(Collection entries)
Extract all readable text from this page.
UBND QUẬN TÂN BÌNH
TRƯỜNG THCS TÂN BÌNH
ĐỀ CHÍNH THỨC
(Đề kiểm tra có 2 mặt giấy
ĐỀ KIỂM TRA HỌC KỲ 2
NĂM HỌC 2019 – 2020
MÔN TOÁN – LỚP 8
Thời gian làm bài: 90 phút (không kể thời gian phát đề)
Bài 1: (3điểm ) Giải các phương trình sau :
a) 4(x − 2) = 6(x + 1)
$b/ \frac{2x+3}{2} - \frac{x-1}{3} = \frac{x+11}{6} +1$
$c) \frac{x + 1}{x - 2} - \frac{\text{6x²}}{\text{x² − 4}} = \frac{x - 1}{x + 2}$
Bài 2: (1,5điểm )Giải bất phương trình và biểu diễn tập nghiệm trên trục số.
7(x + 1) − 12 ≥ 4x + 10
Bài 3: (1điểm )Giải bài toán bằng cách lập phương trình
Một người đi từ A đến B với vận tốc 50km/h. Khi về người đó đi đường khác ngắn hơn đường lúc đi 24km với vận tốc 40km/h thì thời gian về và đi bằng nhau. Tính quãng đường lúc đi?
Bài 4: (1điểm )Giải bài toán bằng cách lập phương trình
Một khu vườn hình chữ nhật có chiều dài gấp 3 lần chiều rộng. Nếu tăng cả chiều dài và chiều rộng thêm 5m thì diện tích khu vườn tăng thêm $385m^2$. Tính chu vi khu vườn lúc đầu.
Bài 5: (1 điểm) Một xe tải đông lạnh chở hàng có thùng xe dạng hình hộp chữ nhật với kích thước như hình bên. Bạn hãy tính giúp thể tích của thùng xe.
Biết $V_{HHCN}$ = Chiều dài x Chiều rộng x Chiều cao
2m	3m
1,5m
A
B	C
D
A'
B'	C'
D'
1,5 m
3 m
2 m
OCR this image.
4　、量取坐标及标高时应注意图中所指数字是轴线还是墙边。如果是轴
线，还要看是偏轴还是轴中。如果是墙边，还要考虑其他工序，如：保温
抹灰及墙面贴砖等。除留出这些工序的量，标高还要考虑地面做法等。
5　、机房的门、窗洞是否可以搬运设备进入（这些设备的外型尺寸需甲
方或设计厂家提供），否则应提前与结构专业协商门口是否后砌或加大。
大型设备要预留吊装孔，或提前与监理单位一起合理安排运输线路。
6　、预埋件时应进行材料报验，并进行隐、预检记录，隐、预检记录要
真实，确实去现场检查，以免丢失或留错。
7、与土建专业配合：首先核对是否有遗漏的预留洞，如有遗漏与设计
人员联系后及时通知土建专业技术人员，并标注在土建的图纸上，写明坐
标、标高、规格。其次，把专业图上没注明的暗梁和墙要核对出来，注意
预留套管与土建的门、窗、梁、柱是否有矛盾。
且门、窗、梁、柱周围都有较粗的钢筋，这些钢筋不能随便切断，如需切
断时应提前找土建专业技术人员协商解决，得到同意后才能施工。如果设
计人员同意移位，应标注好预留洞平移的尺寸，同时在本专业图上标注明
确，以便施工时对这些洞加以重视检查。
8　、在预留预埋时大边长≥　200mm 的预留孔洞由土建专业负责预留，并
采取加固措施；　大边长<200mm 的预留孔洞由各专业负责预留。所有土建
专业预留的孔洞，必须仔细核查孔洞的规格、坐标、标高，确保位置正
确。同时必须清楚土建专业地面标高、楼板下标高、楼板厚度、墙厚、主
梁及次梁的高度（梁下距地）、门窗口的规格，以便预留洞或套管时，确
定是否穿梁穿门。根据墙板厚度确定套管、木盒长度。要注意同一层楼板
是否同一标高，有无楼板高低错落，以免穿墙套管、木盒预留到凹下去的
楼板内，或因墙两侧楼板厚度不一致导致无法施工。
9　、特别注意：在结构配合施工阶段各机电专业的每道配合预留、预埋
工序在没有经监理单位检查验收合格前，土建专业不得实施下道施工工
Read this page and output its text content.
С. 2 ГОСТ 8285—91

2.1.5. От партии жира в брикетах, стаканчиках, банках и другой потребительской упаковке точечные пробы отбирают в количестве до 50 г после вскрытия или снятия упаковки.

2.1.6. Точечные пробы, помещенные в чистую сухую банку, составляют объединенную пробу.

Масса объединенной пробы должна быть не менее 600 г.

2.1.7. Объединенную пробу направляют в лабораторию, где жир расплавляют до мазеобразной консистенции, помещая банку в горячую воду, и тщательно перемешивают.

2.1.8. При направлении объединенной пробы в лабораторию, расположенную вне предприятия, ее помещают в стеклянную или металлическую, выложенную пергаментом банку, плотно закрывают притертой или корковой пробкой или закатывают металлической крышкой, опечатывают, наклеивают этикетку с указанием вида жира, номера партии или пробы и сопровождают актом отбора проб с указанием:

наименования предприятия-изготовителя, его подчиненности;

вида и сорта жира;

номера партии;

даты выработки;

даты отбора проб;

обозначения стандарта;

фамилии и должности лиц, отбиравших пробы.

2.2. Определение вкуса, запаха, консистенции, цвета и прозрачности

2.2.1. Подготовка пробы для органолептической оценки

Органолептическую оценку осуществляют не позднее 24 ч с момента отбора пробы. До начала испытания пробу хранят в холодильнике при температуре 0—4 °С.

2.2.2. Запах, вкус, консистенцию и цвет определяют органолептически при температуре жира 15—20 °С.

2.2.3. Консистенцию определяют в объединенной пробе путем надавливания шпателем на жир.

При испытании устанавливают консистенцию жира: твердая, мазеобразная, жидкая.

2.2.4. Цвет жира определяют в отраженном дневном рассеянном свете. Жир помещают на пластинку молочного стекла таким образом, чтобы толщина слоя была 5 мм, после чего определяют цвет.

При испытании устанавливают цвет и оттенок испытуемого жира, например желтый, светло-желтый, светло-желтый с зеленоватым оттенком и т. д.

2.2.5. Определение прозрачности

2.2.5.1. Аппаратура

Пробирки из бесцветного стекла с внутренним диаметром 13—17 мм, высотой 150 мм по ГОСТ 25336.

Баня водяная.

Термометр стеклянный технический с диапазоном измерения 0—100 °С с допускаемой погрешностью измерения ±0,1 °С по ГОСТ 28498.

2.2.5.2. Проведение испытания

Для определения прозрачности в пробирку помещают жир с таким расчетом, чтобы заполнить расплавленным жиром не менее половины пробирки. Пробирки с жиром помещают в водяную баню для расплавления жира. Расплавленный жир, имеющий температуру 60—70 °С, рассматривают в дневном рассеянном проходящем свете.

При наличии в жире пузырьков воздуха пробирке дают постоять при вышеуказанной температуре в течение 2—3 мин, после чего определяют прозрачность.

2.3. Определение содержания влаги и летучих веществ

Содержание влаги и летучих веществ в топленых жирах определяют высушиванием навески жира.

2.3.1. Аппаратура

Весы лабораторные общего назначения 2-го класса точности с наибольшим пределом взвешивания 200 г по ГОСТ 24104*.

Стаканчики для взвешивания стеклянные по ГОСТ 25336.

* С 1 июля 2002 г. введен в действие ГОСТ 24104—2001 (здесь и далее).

### What the task requires
Exactly as shown, repeat every record.

### Result
Extract all readable text from this page.
UBND QUẬN TÂN BÌNH
TRƯỜNG THCS TÂN BÌNH
ĐỀ CHÍNH THỨC
(Đề kiểm tra có 2 mặt giấy
ĐỀ KIỂM TRA HỌC KỲ 2
NĂM HỌC 2019 – 2020
MÔN TOÁN – LỚP 8
Thời gian làm bài: 90 phút (không kể thời gian phát đề)
Bài 1: (3điểm ) Giải các phương trình sau :
a) 4(x − 2) = 6(x + 1)
$b/ \frac{2x+3}{2} - \frac{x-1}{3} = \frac{x+11}{6} +1$
$c) \frac{x + 1}{x - 2} - \frac{\text{6x²}}{\text{x² − 4}} = \frac{x - 1}{x + 2}$
Bài 2: (1,5điểm )Giải bất phương trình và biểu diễn tập nghiệm trên trục số.
7(x + 1) − 12 ≥ 4x + 10
Bài 3: (1điểm )Giải bài toán bằng cách lập phương trình
Một người đi từ A đến B với vận tốc 50km/h. Khi về người đó đi đường khác ngắn hơn đường lúc đi 24km với vận tốc 40km/h thì thời gian về và đi bằng nhau. Tính quãng đường lúc đi?
Bài 4: (1điểm )Giải bài toán bằng cách lập phương trình
Một khu vườn hình chữ nhật có chiều dài gấp 3 lần chiều rộng. Nếu tăng cả chiều dài và chiều rộng thêm 5m thì diện tích khu vườn tăng thêm $385m^2$. Tính chu vi khu vườn lúc đầu.
Bài 5: (1 điểm) Một xe tải đông lạnh chở hàng có thùng xe dạng hình hộp chữ nhật với kích thước như hình bên. Bạn hãy tính giúp thể tích của thùng xe.
Biết $V_{HHCN}$ = Chiều dài x Chiều rộng x Chiều cao
2m	3m
1,5m
A
B	C
D
A'
B'	C'
D'
1,5 m
3 m
2 m
OCR this image.
4　、量取坐标及标高时应注意图中所指数字是轴线还是墙边。如果是轴
线，还要看是偏轴还是轴中。如果是墙边，还要考虑其他工序，如：保温
抹灰及墙面贴砖等。除留出这些工序的量，标高还要考虑地面做法等。
5　、机房的门、窗洞是否可以搬运设备进入（这些设备的外型尺寸需甲
方或设计厂家提供），否则应提前与结构专业协商门口是否后砌或加大。
大型设备要预留吊装孔，或提前与监理单位一起合理安排运输线路。
6　、预埋件时应进行材料报验，并进行隐、预检记录，隐、预检记录要
真实，确实去现场检查，以免丢失或留错。
7、与土建专业配合：首先核对是否有遗漏的预留洞，如有遗漏与设计
人员联系后及时通知土建专业技术人员，并标注在土建的图纸上，写明坐
标、标高、规格。其次，把专业图上没注明的暗梁和墙要核对出来，注意
预留套管与土建的门、窗、梁、柱是否有矛盾。
且门、窗、梁、柱周围都有较粗的钢筋，这些钢筋不能随便切断，如需切
断时应提前找土建专业技术人员协商解决，得到同意后才能施工。如果设
计人员同意移位，应标注好预留洞平移的尺寸，同时在本专业图上标注明
确，以便施工时对这些洞加以重视检查。
8　、在预留预埋时大边长≥　200mm 的预留孔洞由土建专业负责预留，并
采取加固措施；　大边长<200mm 的预留孔洞由各专业负责预留。所有土建
专业预留的孔洞，必须仔细核查孔洞的规格、坐标、标高，确保位置正
确。同时必须清楚土建专业地面标高、楼板下标高、楼板厚度、墙厚、主
梁及次梁的高度（梁下距地）、门窗口的规格，以便预留洞或套管时，确
定是否穿梁穿门。根据墙板厚度确定套管、木盒长度。要注意同一层楼板
是否同一标高，有无楼板高低错落，以免穿墙套管、木盒预留到凹下去的
楼板内，或因墙两侧楼板厚度不一致导致无法施工。
9　、特别注意：在结构配合施工阶段各机电专业的每道配合预留、预埋
工序在没有经监理单位检查验收合格前，土建专业不得实施下道施工工
Read this page and output its text content.
С. 2 ГОСТ 8285—91

2.1.5. От партии жира в брикетах, стаканчиках, банках и другой потребительской упаковке точечные пробы отбирают в количестве до 50 г после вскрытия или снятия упаковки.

2.1.6. Точечные пробы, помещенные в чистую сухую банку, составляют объединенную пробу.

Масса объединенной пробы должна быть не менее 600 г.

2.1.7. Объединенную пробу направляют в лабораторию, где жир расплавляют до мазеобразной консистенции, помещая банку в горячую воду, и тщательно перемешивают.

2.1.8. При направлении объединенной пробы в лабораторию, расположенную вне предприятия, ее помещают в стеклянную или металлическую, выложенную пергаментом банку, плотно закрывают притертой или корковой пробкой или закатывают металлической крышкой, опечатывают, наклеивают этикетку с указанием вида жира, номера партии или пробы и сопровождают актом отбора проб с указанием:

наименования предприятия-изготовителя, его подчиненности;

вида и сорта жира;

номера партии;

даты выработки;

даты отбора проб;

обозначения стандарта;

фамилии и должности лиц, отбиравших пробы.

2.2. Определение вкуса, запаха, консистенции, цвета и прозрачности

2.2.1. Подготовка пробы для органолептической оценки

Органолептическую оценку осуществляют не позднее 24 ч с момента отбора пробы. До начала испытания пробу хранят в холодильнике при температуре 0—4 °С.

2.2.2. Запах, вкус, консистенцию и цвет определяют органолептически при температуре жира 15—20 °С.

2.2.3. Консистенцию определяют в объединенной пробе путем надавливания шпателем на жир.

При испытании устанавливают консистенцию жира: твердая, мазеобразная, жидкая.

2.2.4. Цвет жира определяют в отраженном дневном рассеянном свете. Жир помещают на пластинку молочного стекла таким образом, чтобы толщина слоя была 5 мм, после чего определяют цвет.

При испытании устанавливают цвет и оттенок испытуемого жира, например желтый, светло-желтый, светло-желтый с зеленоватым оттенком и т. д.

2.2.5. Определение прозрачности

2.2.5.1. Аппаратура

Пробирки из бесцветного стекла с внутренним диаметром 13—17 мм, высотой 150 мм по ГОСТ 25336.

Баня водяная.

Термометр стеклянный технический с диапазоном измерения 0—100 °С с допускаемой погрешностью измерения ±0,1 °С по ГОСТ 28498.

2.2.5.2. Проведение испытания

Для определения прозрачности в пробирку помещают жир с таким расчетом, чтобы заполнить расплавленным жиром не менее половины пробирки. Пробирки с жиром помещают в водяную баню для расплавления жира. Расплавленный жир, имеющий температуру 60—70 °С, рассматривают в дневном рассеянном проходящем свете.

При наличии в жире пузырьков воздуха пробирке дают постоять при вышеуказанной температуре в течение 2—3 мин, после чего определяют прозрачность.

2.3. Определение содержания влаги и летучих веществ

Содержание влаги и летучих веществ в топленых жирах определяют высушиванием навески жира.

2.3.1. Аппаратура

Весы лабораторные общего назначения 2-го класса точности с наибольшим пределом взвешивания 200 г по ГОСТ 24104*.

Стаканчики для взвешивания стеклянные по ГОСТ 25336.

* С 1 июля 2002 г. введен в действие ГОСТ 24104—2001 (здесь и далее).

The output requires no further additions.